Exercise brief >> Every line of the material is to be quoted verbatim, minus the pictures.

Extracted data entries
-- start --
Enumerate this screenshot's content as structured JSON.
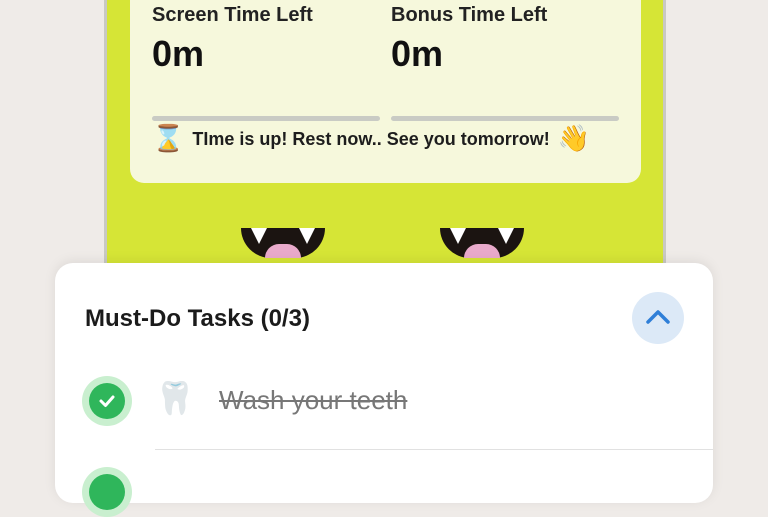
{
  "timer": {
    "screen_time_label": "Screen Time Left",
    "screen_time_value": "0m",
    "screen_time_progress": 0,
    "bonus_time_label": "Bonus Time Left",
    "bonus_time_value": "0m",
    "bonus_time_progress": 0,
    "message_icon": "⌛",
    "message": "TIme is up! Rest now.. See you tomorrow!",
    "message_emoji": "👋"
  },
  "tasks": {
    "title": "Must-Do Tasks (0/3)",
    "items": [
      {
        "icon": "🦷",
        "label": "Wash your teeth",
        "completed": true
      }
    ]
  },
  "colors": {
    "phone_background": "#d6e536",
    "check_green": "#2fb65b",
    "collapse_blue": "#2f7fd8"
  }
}
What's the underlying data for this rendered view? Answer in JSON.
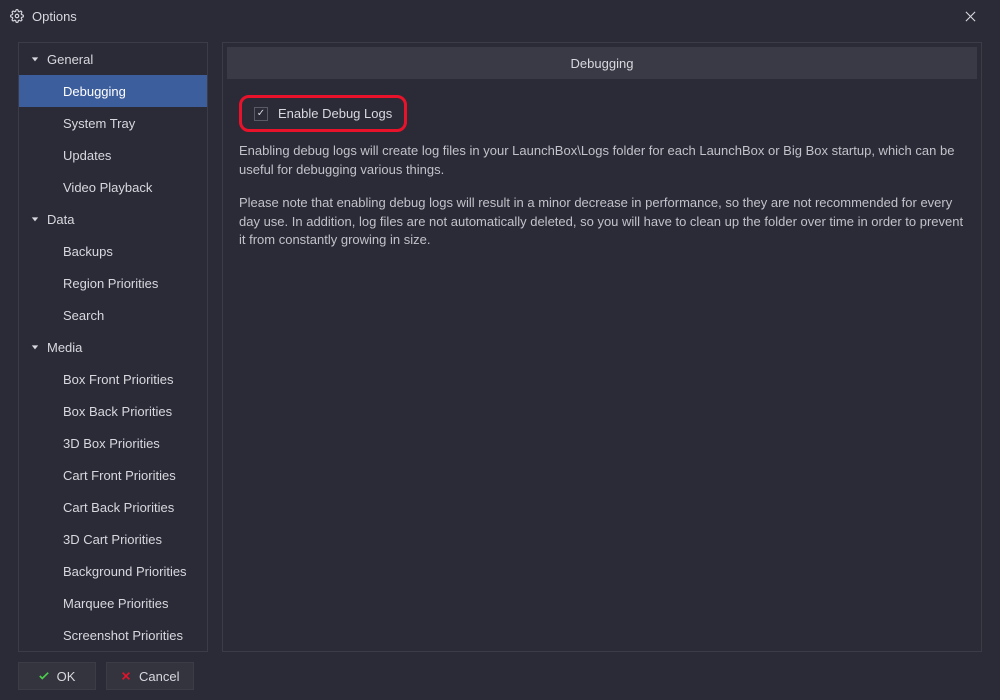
{
  "window": {
    "title": "Options"
  },
  "sidebar": {
    "sections": [
      {
        "name": "General",
        "items": [
          "Debugging",
          "System Tray",
          "Updates",
          "Video Playback"
        ],
        "selected_index": 0
      },
      {
        "name": "Data",
        "items": [
          "Backups",
          "Region Priorities",
          "Search"
        ]
      },
      {
        "name": "Media",
        "items": [
          "Box Front Priorities",
          "Box Back Priorities",
          "3D Box Priorities",
          "Cart Front Priorities",
          "Cart Back Priorities",
          "3D Cart Priorities",
          "Background Priorities",
          "Marquee Priorities",
          "Screenshot Priorities"
        ]
      }
    ]
  },
  "panel": {
    "title": "Debugging",
    "checkbox_label": "Enable Debug Logs",
    "checkbox_checked": true,
    "paragraph1": "Enabling debug logs will create log files in your LaunchBox\\Logs folder for each LaunchBox or Big Box startup, which can be useful for debugging various things.",
    "paragraph2": "Please note that enabling debug logs will result in a minor decrease in performance, so they are not recommended for every day use. In addition, log files are not automatically deleted, so you will have to clean up the folder over time in order to prevent it from constantly growing in size."
  },
  "buttons": {
    "ok": "OK",
    "cancel": "Cancel"
  },
  "annotation": {
    "highlight_checkbox": true
  }
}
-- end --
Problem solution >>
Enumerate this screenshot's content as structured JSON.
{
  "timer": {
    "screen_time_label": "Screen Time Left",
    "screen_time_value": "0m",
    "screen_time_progress": 0,
    "bonus_time_label": "Bonus Time Left",
    "bonus_time_value": "0m",
    "bonus_time_progress": 0,
    "message_icon": "⌛",
    "message": "TIme is up! Rest now.. See you tomorrow!",
    "message_emoji": "👋"
  },
  "tasks": {
    "title": "Must-Do Tasks (0/3)",
    "items": [
      {
        "icon": "🦷",
        "label": "Wash your teeth",
        "completed": true
      }
    ]
  },
  "colors": {
    "phone_background": "#d6e536",
    "check_green": "#2fb65b",
    "collapse_blue": "#2f7fd8"
  }
}
What's the underlying data for this rendered view? Answer in JSON.
{
  "window": {
    "title": "Options"
  },
  "sidebar": {
    "sections": [
      {
        "name": "General",
        "items": [
          "Debugging",
          "System Tray",
          "Updates",
          "Video Playback"
        ],
        "selected_index": 0
      },
      {
        "name": "Data",
        "items": [
          "Backups",
          "Region Priorities",
          "Search"
        ]
      },
      {
        "name": "Media",
        "items": [
          "Box Front Priorities",
          "Box Back Priorities",
          "3D Box Priorities",
          "Cart Front Priorities",
          "Cart Back Priorities",
          "3D Cart Priorities",
          "Background Priorities",
          "Marquee Priorities",
          "Screenshot Priorities"
        ]
      }
    ]
  },
  "panel": {
    "title": "Debugging",
    "checkbox_label": "Enable Debug Logs",
    "checkbox_checked": true,
    "paragraph1": "Enabling debug logs will create log files in your LaunchBox\\Logs folder for each LaunchBox or Big Box startup, which can be useful for debugging various things.",
    "paragraph2": "Please note that enabling debug logs will result in a minor decrease in performance, so they are not recommended for every day use. In addition, log files are not automatically deleted, so you will have to clean up the folder over time in order to prevent it from constantly growing in size."
  },
  "buttons": {
    "ok": "OK",
    "cancel": "Cancel"
  },
  "annotation": {
    "highlight_checkbox": true
  }
}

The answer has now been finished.